(Source records)
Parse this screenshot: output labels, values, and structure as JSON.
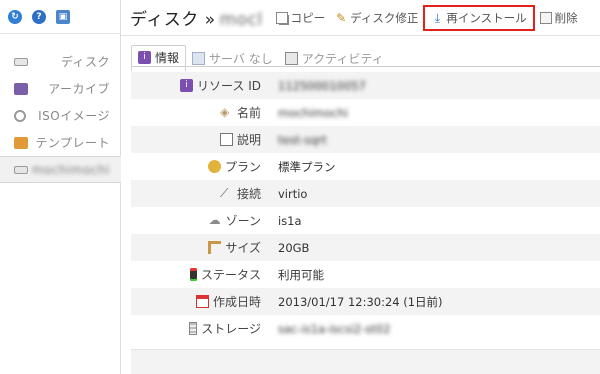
{
  "sidebar": {
    "tools": [
      {
        "icon": "refresh-icon",
        "color": "#2f7fd6",
        "glyph": "↻"
      },
      {
        "icon": "help-icon",
        "color": "#2f6fc6",
        "glyph": "?"
      },
      {
        "icon": "window-icon",
        "color": "#4a86c9",
        "glyph": "▣"
      }
    ],
    "items": [
      {
        "label": "ディスク",
        "icon": "disk-icon"
      },
      {
        "label": "アーカイブ",
        "icon": "archive-icon"
      },
      {
        "label": "ISOイメージ",
        "icon": "iso-image-icon"
      },
      {
        "label": "テンプレート",
        "icon": "template-icon"
      },
      {
        "label": "mochimochi",
        "icon": "disk-icon",
        "selected": true
      }
    ]
  },
  "header": {
    "title": "ディスク »",
    "title_blurred": "mocl",
    "actions": [
      {
        "label": "コピー",
        "icon": "copy-icon"
      },
      {
        "label": "ディスク修正",
        "icon": "wrench-icon"
      },
      {
        "label": "再インストール",
        "icon": "reinstall-icon",
        "highlighted": true
      },
      {
        "label": "削除",
        "icon": "delete-icon"
      }
    ]
  },
  "tabs": [
    {
      "label": "情報",
      "icon": "info-icon",
      "active": true
    },
    {
      "label": "サーバ なし",
      "icon": "server-icon"
    },
    {
      "label": "アクティビティ",
      "icon": "activity-icon"
    }
  ],
  "info": [
    {
      "label": "リソース ID",
      "icon": "info-icon",
      "value": "112500010057",
      "blurred": true
    },
    {
      "label": "名前",
      "icon": "tag-icon",
      "value": "mochimochi",
      "blurred": true
    },
    {
      "label": "説明",
      "icon": "note-icon",
      "value": "test-sqrt",
      "blurred": true
    },
    {
      "label": "プラン",
      "icon": "plan-icon",
      "value": "標準プラン"
    },
    {
      "label": "接続",
      "icon": "road-icon",
      "value": "virtio"
    },
    {
      "label": "ゾーン",
      "icon": "cloud-icon",
      "value": "is1a"
    },
    {
      "label": "サイズ",
      "icon": "ruler-icon",
      "value": "20GB"
    },
    {
      "label": "ステータス",
      "icon": "traffic-light-icon",
      "value": "利用可能"
    },
    {
      "label": "作成日時",
      "icon": "calendar-icon",
      "value": "2013/01/17 12:30:24 (1日前)"
    },
    {
      "label": "ストレージ",
      "icon": "storage-icon",
      "value": "sac-is1a-iscsi2-st02",
      "blurred": true
    }
  ],
  "colors": {
    "highlight": "#e0221f",
    "accent": "#2f6fc6"
  }
}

Work to do -> Each entry above should be reproduced exactly, with the pictures removed.

Final result ->
Parse this screenshot: output labels, values, and structure as JSON.
{
  "sidebar": {
    "tools": [
      {
        "icon": "refresh-icon",
        "color": "#2f7fd6",
        "glyph": "↻"
      },
      {
        "icon": "help-icon",
        "color": "#2f6fc6",
        "glyph": "?"
      },
      {
        "icon": "window-icon",
        "color": "#4a86c9",
        "glyph": "▣"
      }
    ],
    "items": [
      {
        "label": "ディスク",
        "icon": "disk-icon"
      },
      {
        "label": "アーカイブ",
        "icon": "archive-icon"
      },
      {
        "label": "ISOイメージ",
        "icon": "iso-image-icon"
      },
      {
        "label": "テンプレート",
        "icon": "template-icon"
      },
      {
        "label": "mochimochi",
        "icon": "disk-icon",
        "selected": true
      }
    ]
  },
  "header": {
    "title": "ディスク »",
    "title_blurred": "mocl",
    "actions": [
      {
        "label": "コピー",
        "icon": "copy-icon"
      },
      {
        "label": "ディスク修正",
        "icon": "wrench-icon"
      },
      {
        "label": "再インストール",
        "icon": "reinstall-icon",
        "highlighted": true
      },
      {
        "label": "削除",
        "icon": "delete-icon"
      }
    ]
  },
  "tabs": [
    {
      "label": "情報",
      "icon": "info-icon",
      "active": true
    },
    {
      "label": "サーバ なし",
      "icon": "server-icon"
    },
    {
      "label": "アクティビティ",
      "icon": "activity-icon"
    }
  ],
  "info": [
    {
      "label": "リソース ID",
      "icon": "info-icon",
      "value": "112500010057",
      "blurred": true
    },
    {
      "label": "名前",
      "icon": "tag-icon",
      "value": "mochimochi",
      "blurred": true
    },
    {
      "label": "説明",
      "icon": "note-icon",
      "value": "test-sqrt",
      "blurred": true
    },
    {
      "label": "プラン",
      "icon": "plan-icon",
      "value": "標準プラン"
    },
    {
      "label": "接続",
      "icon": "road-icon",
      "value": "virtio"
    },
    {
      "label": "ゾーン",
      "icon": "cloud-icon",
      "value": "is1a"
    },
    {
      "label": "サイズ",
      "icon": "ruler-icon",
      "value": "20GB"
    },
    {
      "label": "ステータス",
      "icon": "traffic-light-icon",
      "value": "利用可能"
    },
    {
      "label": "作成日時",
      "icon": "calendar-icon",
      "value": "2013/01/17 12:30:24 (1日前)"
    },
    {
      "label": "ストレージ",
      "icon": "storage-icon",
      "value": "sac-is1a-iscsi2-st02",
      "blurred": true
    }
  ],
  "colors": {
    "highlight": "#e0221f",
    "accent": "#2f6fc6"
  }
}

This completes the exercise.